→ DATA SUPPLIED
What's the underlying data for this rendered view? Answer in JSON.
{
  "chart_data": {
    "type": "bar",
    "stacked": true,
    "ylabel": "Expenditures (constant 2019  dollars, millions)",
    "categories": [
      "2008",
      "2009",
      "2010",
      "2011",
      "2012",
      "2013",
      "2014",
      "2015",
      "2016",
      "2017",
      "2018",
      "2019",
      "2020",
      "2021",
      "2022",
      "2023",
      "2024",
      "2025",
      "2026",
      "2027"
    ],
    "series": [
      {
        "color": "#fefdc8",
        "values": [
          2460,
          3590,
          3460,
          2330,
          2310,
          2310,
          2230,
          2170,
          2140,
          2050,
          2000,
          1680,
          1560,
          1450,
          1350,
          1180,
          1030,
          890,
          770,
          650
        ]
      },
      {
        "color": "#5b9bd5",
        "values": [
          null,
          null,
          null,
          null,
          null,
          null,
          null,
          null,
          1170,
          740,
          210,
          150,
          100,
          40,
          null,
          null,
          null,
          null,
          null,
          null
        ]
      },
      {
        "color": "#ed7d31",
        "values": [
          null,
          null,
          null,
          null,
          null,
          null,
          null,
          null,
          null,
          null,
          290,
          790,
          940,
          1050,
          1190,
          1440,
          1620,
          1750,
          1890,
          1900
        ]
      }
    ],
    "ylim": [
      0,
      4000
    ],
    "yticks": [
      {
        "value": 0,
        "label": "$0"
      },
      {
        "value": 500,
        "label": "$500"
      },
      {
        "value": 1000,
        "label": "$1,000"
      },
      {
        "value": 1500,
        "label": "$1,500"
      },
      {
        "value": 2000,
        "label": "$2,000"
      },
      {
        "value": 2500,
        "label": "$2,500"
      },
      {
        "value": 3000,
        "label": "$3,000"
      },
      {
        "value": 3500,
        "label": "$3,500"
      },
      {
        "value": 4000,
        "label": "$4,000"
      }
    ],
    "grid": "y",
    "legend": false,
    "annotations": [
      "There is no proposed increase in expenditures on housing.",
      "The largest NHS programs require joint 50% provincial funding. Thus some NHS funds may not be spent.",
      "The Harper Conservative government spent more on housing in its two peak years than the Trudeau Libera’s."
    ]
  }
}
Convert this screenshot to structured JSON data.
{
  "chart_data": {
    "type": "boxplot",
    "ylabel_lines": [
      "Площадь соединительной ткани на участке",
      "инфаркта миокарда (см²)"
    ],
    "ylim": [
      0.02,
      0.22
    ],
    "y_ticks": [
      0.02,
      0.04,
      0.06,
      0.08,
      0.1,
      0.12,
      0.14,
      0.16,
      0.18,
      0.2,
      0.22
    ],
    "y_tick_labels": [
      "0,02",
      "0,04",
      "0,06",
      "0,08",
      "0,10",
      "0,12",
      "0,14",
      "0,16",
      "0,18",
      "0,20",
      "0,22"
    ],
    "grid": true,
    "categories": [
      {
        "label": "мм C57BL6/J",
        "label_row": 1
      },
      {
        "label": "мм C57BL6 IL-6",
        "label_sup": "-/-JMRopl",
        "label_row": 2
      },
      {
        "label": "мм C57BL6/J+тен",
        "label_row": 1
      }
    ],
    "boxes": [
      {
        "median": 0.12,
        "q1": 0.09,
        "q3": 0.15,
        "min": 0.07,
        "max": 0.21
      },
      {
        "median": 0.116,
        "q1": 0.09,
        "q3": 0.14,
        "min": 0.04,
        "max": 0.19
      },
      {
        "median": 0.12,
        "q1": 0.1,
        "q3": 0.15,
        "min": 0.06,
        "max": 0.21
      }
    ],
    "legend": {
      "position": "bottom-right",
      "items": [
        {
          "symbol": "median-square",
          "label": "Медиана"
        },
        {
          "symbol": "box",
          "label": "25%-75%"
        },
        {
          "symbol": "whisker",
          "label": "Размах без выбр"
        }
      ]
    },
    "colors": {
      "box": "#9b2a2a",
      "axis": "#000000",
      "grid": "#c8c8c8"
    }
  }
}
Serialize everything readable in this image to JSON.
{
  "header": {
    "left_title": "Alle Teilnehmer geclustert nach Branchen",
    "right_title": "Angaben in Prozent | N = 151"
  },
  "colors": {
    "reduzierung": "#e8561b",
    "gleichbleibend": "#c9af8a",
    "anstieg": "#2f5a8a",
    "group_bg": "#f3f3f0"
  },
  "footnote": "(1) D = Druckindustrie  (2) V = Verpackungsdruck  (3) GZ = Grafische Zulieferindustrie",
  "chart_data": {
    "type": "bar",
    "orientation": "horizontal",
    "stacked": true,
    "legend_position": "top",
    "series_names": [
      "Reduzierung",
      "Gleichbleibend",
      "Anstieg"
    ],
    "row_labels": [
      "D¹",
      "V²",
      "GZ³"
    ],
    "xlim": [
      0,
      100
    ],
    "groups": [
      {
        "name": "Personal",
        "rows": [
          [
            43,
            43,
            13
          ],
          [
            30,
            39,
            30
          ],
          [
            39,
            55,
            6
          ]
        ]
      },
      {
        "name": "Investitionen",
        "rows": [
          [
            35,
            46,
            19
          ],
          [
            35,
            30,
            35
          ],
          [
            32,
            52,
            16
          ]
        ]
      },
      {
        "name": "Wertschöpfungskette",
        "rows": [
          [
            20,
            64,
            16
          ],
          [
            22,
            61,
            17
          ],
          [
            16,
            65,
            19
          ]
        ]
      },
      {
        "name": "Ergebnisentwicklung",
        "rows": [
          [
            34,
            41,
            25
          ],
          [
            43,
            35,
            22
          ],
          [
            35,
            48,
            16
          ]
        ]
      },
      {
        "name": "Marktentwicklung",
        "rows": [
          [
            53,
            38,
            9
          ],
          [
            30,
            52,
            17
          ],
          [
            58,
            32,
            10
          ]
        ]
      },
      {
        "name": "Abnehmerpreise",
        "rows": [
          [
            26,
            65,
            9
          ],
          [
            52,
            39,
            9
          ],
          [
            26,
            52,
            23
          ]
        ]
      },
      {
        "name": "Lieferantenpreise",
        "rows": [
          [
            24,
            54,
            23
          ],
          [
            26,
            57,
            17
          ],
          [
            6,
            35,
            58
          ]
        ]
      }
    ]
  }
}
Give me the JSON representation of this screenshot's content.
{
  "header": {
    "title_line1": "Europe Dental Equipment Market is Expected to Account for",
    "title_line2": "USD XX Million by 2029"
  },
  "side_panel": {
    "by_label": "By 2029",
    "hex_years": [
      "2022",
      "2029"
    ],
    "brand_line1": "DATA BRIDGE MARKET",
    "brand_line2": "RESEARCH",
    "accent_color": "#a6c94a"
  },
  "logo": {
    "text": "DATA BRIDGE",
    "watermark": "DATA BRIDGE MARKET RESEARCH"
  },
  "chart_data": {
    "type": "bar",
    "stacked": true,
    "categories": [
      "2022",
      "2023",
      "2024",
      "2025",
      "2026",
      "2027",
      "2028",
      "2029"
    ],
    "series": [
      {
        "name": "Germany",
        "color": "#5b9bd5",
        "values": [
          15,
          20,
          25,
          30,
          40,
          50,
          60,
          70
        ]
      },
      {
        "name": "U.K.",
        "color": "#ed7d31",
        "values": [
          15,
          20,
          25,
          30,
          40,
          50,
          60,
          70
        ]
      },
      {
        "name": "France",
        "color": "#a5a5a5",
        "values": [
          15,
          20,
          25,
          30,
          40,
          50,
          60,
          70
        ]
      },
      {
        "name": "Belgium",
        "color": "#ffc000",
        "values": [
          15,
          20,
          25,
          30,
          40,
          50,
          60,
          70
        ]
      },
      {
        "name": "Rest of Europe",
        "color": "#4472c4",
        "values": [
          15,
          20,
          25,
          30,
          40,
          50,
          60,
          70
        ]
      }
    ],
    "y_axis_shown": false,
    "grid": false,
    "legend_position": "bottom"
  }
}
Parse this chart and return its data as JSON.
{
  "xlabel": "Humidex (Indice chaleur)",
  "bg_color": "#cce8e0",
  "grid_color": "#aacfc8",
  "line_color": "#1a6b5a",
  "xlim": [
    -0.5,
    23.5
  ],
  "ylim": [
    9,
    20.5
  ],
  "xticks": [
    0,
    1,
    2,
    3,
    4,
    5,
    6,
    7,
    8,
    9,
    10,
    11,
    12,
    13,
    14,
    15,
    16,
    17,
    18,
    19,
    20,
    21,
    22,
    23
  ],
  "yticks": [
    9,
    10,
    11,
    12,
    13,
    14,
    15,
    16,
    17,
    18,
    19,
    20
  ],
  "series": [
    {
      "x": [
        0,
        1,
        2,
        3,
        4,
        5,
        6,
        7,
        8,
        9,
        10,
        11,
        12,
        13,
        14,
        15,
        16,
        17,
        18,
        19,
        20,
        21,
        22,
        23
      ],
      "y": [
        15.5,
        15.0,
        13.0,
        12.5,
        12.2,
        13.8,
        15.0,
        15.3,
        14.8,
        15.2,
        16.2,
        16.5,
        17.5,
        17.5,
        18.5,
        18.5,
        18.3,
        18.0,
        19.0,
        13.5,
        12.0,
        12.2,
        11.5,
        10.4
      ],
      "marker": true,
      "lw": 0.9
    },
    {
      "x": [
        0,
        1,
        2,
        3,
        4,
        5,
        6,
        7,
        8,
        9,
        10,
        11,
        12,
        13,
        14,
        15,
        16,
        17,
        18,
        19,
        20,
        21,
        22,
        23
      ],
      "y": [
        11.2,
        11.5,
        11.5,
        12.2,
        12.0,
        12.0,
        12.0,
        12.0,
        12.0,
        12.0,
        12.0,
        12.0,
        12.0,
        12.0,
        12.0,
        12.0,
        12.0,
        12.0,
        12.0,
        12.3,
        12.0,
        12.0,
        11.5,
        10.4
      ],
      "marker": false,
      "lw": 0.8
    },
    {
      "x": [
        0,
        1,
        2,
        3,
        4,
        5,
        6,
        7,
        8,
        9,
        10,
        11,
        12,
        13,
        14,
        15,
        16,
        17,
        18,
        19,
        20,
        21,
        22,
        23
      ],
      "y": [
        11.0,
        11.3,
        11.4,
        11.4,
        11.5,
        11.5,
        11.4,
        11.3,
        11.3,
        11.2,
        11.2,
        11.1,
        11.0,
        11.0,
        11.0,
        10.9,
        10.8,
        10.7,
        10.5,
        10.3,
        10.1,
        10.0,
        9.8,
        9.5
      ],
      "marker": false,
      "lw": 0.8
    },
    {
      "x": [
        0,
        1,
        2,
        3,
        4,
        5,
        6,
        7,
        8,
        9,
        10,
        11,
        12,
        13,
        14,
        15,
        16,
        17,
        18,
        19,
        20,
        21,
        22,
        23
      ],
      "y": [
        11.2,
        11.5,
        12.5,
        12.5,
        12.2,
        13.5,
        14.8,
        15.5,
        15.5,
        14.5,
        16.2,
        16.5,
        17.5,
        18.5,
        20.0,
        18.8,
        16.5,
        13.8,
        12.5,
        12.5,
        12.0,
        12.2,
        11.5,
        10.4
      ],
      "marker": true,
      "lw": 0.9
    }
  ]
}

→ WHAT TO DO
Extract each line from the listing that holds the word "median".

→ EXERCISE RESPONSE
        "median": 0.12,
        "median": 0.116,
        "median": 0.12,
          "symbol": "median-square",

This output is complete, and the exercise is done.